The data ->
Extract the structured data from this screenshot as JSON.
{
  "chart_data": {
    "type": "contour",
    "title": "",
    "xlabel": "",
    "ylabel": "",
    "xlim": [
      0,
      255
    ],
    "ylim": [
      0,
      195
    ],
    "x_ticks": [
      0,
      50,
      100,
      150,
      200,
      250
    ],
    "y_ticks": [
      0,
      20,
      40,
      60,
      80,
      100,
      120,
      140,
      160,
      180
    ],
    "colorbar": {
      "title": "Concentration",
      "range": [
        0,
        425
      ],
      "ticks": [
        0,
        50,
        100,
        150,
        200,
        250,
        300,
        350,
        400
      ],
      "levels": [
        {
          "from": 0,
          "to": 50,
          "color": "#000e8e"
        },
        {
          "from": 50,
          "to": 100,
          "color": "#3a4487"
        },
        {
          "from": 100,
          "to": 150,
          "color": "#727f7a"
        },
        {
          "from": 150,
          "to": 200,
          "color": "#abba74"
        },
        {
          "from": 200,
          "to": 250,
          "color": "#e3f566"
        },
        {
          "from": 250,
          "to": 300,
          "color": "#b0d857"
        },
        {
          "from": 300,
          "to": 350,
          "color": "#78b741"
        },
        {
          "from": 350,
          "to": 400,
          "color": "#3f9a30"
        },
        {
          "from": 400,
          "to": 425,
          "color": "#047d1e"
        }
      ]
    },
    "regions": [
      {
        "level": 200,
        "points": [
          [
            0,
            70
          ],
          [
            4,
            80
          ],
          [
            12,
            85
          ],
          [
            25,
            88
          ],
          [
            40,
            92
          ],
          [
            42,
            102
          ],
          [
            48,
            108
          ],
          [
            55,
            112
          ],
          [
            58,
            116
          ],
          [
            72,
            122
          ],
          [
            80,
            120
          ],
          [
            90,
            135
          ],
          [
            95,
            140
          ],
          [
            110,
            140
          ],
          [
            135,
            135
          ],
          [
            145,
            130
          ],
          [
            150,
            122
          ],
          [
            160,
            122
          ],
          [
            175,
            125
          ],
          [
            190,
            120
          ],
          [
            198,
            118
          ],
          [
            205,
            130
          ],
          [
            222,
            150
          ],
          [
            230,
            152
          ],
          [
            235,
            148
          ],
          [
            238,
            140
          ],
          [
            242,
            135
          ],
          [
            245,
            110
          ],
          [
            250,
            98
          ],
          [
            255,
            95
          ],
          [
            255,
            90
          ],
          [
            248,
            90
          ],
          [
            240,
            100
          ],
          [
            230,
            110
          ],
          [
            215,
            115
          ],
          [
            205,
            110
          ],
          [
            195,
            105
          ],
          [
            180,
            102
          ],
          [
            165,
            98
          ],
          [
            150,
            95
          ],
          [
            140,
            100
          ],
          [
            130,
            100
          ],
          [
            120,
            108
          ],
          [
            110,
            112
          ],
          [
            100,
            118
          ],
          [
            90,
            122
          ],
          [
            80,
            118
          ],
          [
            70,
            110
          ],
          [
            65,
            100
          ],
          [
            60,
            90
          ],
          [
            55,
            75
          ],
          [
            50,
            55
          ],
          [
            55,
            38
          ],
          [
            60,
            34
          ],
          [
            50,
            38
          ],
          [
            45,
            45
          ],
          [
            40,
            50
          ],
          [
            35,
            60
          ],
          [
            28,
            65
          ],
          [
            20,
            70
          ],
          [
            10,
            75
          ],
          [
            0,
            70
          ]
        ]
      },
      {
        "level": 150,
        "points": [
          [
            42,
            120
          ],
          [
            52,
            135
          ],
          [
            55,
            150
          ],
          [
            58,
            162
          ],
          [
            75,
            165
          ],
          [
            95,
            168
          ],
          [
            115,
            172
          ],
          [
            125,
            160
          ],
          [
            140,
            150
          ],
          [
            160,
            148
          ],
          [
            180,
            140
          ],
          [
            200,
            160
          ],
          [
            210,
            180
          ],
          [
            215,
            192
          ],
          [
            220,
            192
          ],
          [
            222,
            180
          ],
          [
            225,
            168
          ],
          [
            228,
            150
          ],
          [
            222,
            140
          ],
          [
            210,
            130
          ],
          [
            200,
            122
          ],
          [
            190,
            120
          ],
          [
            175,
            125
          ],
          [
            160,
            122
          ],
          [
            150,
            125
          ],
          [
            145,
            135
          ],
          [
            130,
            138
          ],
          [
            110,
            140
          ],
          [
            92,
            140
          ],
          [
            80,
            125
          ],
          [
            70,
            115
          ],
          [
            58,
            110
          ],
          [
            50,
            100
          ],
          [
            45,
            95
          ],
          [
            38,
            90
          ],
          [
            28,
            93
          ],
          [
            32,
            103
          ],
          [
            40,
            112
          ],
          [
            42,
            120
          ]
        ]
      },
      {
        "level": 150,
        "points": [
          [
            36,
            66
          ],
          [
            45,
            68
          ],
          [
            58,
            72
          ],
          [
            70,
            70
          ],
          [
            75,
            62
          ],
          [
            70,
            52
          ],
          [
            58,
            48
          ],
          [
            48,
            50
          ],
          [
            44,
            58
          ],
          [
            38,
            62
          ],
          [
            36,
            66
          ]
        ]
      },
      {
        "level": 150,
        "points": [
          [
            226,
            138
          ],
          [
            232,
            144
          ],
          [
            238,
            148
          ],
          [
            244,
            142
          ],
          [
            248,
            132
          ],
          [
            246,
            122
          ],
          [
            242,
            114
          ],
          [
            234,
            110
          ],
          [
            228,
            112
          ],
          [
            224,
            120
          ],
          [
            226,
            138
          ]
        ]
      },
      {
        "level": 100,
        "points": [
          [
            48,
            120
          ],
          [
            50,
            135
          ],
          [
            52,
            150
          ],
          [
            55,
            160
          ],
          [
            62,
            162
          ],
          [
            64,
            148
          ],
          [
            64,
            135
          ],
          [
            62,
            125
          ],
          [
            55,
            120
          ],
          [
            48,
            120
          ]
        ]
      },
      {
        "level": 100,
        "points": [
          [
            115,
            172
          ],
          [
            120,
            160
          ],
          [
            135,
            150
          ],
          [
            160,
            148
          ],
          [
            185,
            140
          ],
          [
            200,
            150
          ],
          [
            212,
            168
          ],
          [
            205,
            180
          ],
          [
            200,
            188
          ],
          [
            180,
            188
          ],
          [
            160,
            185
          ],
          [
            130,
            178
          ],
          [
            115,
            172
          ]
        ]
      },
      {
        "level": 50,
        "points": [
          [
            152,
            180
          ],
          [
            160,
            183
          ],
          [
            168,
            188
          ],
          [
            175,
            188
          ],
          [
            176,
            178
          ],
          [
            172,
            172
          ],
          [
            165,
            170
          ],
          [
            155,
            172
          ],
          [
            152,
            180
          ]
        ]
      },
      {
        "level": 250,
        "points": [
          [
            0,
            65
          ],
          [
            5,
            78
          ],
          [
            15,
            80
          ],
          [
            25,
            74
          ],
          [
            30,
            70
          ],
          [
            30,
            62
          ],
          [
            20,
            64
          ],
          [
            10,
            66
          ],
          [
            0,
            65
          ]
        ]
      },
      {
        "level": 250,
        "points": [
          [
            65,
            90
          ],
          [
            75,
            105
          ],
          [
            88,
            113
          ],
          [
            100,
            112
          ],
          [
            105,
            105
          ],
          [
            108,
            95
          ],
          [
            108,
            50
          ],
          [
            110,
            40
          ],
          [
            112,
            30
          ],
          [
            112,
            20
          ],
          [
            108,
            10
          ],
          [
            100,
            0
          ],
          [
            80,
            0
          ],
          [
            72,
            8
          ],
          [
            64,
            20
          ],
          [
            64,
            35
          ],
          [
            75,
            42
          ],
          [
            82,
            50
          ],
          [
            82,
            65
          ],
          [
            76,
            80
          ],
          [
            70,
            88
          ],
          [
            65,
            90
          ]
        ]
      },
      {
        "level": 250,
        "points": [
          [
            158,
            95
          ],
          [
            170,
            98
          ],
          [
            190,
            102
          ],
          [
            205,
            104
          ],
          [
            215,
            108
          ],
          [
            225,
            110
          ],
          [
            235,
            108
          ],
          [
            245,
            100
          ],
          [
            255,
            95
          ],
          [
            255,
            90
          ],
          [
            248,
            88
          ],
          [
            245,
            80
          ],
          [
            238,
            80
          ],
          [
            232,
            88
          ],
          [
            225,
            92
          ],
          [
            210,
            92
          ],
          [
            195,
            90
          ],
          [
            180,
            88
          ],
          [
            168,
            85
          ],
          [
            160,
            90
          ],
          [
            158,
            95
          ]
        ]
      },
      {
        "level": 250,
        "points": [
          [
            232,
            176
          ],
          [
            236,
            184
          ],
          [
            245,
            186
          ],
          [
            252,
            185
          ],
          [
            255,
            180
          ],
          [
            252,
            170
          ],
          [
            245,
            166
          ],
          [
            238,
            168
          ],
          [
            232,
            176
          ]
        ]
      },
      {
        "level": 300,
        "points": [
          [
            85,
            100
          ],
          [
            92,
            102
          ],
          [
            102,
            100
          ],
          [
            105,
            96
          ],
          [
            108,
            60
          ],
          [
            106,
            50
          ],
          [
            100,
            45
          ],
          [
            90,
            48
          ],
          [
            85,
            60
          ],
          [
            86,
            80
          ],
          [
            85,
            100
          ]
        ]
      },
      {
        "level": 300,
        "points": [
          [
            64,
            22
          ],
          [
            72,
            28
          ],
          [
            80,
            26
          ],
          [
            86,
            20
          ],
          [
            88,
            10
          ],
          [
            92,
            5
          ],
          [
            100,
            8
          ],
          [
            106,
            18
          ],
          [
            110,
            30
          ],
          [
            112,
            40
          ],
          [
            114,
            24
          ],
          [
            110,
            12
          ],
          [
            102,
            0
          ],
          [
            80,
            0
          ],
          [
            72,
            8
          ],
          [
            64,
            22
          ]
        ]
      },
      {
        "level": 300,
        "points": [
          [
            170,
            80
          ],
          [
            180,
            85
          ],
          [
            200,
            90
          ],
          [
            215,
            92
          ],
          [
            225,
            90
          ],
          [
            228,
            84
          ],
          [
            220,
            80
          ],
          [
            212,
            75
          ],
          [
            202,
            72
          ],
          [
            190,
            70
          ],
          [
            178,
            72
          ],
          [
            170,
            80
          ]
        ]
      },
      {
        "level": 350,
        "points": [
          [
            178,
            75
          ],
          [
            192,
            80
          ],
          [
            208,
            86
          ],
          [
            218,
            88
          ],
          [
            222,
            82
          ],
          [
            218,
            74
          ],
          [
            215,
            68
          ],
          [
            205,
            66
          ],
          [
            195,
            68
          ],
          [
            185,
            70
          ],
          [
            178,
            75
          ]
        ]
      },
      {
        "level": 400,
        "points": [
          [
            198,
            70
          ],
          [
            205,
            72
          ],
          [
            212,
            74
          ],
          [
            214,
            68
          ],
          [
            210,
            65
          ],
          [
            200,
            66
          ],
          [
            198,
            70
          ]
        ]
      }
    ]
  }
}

Set task ->
In how many lines does the word "from" appear? Respond with the number alone.

Answer to the exercise ->
10